§ Input
————————

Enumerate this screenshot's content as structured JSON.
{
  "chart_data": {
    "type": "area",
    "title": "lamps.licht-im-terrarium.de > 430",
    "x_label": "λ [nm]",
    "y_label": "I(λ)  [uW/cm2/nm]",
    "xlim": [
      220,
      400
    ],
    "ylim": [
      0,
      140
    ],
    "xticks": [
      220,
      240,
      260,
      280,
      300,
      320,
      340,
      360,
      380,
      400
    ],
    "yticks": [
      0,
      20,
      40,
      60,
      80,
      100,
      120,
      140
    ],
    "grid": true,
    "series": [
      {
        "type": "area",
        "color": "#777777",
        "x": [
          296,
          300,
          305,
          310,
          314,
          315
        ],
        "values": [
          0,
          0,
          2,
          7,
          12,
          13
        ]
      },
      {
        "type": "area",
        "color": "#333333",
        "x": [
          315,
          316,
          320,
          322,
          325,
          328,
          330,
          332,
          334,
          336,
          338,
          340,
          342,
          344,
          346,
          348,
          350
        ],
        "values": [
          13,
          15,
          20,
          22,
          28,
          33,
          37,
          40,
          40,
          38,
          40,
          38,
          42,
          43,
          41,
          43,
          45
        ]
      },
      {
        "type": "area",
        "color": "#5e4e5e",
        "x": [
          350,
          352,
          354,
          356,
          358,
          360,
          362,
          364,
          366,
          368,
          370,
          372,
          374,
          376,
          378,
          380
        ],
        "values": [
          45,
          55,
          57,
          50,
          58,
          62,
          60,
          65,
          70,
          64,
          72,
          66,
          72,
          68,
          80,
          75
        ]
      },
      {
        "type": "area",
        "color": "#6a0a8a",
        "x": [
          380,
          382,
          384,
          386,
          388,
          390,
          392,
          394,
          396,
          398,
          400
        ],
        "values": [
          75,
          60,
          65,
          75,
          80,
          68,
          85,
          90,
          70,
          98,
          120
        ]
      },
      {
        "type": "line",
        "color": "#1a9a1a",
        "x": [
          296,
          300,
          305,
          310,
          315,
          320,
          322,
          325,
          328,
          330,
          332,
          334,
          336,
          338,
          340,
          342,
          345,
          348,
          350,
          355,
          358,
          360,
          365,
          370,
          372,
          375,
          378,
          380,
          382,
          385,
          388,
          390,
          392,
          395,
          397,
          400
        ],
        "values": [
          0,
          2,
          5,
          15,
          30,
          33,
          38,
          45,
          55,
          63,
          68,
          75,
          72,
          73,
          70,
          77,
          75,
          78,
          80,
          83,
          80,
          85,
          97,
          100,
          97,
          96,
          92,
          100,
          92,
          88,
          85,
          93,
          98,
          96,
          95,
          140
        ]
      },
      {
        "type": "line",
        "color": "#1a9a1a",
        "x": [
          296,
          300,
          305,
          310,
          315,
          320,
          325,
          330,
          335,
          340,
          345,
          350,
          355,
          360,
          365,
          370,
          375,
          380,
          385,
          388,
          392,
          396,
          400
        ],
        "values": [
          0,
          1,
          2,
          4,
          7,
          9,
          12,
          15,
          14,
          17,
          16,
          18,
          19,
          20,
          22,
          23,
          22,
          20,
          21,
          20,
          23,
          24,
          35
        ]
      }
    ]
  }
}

————————

§ Stated task
Lines containing the word "color" are to be tallied; report only the total.

§ Written answer
6